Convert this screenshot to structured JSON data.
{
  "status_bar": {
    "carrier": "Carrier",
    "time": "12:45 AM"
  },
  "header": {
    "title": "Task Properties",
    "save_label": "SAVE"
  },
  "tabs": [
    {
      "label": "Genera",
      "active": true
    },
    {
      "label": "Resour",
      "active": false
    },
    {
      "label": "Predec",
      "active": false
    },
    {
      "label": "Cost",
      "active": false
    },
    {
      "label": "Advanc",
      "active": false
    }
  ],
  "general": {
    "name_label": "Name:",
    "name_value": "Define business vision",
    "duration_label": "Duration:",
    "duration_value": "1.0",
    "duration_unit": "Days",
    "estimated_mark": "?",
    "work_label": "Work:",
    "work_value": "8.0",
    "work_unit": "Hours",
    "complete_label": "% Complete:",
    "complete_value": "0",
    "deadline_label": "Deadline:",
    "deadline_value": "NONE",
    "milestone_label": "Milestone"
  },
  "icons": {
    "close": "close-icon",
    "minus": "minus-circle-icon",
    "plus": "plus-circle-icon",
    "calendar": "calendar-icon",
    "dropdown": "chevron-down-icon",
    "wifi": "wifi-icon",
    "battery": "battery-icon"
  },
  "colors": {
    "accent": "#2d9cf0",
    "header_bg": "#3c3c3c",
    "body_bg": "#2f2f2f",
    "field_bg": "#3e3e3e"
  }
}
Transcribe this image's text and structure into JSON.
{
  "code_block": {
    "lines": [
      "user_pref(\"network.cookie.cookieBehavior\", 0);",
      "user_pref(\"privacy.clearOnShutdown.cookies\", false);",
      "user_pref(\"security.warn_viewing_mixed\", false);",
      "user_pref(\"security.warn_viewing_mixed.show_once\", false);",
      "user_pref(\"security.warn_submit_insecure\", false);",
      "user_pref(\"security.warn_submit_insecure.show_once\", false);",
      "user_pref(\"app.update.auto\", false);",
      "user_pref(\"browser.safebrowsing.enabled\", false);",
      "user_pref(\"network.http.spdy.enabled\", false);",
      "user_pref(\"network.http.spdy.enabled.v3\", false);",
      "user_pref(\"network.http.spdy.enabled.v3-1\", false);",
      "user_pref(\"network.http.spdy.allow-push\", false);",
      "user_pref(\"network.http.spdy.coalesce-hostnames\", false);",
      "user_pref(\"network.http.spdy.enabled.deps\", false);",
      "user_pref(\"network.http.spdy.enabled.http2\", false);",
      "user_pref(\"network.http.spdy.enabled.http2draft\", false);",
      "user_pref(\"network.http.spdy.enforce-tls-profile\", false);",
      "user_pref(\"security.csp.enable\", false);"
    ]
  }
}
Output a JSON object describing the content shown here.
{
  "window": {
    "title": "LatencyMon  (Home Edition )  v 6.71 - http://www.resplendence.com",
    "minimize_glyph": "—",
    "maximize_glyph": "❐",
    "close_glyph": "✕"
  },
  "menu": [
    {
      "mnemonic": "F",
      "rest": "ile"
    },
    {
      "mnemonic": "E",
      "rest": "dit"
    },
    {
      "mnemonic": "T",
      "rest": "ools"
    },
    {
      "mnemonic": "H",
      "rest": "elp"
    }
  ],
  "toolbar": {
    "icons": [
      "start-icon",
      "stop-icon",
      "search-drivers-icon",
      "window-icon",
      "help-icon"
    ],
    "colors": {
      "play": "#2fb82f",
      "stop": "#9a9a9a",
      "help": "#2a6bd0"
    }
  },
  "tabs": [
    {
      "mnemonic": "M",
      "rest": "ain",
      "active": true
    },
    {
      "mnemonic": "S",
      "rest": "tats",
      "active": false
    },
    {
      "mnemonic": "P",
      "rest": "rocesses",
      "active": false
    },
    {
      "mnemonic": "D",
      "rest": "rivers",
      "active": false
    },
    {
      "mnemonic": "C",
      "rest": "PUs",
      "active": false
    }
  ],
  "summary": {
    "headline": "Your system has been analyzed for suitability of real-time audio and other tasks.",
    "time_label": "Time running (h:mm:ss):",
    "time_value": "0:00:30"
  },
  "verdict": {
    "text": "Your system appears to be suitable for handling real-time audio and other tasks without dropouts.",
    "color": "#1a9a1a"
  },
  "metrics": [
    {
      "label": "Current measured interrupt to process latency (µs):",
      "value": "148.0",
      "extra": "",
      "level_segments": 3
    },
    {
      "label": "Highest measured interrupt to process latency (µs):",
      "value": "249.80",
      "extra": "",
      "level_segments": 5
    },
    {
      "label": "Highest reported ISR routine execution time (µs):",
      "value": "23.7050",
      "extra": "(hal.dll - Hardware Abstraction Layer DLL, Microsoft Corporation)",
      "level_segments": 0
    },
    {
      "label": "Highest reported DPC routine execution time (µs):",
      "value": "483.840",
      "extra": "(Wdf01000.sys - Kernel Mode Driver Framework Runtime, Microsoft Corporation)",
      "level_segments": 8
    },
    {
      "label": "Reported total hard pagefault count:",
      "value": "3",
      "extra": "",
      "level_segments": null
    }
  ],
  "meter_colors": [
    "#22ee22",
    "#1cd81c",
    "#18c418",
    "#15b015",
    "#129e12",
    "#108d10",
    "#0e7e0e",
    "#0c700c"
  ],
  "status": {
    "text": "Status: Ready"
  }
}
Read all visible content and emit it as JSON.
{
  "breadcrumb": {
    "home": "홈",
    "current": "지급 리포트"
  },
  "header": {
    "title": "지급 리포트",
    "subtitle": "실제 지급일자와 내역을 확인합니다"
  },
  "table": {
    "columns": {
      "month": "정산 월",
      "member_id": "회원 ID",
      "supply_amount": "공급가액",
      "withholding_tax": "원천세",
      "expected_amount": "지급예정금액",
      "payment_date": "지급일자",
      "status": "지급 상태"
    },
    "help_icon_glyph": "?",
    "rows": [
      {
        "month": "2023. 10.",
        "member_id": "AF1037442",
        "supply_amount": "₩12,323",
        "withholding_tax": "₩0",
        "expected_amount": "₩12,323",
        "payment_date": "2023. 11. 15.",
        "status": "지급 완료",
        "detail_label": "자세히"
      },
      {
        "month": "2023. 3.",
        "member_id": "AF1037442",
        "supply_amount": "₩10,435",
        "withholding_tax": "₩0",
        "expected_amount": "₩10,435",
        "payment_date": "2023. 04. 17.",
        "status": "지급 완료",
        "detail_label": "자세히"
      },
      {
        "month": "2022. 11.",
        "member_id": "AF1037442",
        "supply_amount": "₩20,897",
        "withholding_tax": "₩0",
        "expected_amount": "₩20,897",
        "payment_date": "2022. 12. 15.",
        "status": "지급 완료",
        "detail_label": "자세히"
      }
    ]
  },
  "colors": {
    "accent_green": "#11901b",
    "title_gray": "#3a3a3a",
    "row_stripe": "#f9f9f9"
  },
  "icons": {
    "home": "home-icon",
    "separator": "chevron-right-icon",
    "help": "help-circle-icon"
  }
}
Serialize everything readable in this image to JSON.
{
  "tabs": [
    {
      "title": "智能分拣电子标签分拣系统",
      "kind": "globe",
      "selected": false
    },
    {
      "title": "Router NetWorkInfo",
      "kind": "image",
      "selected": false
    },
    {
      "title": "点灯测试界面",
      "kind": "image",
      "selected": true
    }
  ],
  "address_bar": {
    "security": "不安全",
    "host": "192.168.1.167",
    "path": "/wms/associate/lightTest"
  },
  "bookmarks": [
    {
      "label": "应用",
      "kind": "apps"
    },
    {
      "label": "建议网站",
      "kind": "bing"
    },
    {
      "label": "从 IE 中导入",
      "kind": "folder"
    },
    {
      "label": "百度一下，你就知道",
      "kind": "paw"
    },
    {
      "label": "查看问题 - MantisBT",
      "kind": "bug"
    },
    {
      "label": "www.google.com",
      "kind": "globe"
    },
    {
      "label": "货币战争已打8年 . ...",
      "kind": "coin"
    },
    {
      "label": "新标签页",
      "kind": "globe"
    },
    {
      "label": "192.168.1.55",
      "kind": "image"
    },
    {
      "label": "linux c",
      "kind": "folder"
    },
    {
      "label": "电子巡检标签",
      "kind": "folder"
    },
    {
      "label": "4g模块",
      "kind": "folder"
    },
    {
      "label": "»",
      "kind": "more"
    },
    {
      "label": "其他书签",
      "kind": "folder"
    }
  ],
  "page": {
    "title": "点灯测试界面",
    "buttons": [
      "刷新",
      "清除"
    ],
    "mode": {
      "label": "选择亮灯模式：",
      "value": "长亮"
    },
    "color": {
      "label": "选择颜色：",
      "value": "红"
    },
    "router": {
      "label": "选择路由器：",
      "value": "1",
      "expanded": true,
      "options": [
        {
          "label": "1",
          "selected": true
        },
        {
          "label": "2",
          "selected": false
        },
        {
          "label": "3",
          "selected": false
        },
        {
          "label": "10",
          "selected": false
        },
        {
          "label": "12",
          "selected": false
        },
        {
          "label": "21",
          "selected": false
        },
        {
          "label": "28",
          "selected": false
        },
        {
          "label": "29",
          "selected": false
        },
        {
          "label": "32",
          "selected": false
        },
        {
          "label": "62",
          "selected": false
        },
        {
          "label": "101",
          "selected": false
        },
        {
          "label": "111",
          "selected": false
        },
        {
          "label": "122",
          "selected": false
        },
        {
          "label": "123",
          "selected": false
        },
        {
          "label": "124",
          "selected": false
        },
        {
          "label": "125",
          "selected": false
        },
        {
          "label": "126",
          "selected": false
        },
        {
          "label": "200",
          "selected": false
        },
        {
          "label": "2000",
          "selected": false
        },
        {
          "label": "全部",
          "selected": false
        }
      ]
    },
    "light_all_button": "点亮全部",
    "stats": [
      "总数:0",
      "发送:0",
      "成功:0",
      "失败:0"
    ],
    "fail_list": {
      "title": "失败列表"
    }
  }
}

--*--

◆ REQUEST
Count every line in the preceding entries where the string "true" appears, then state only the total.

◆ CORRECT ANSWER
5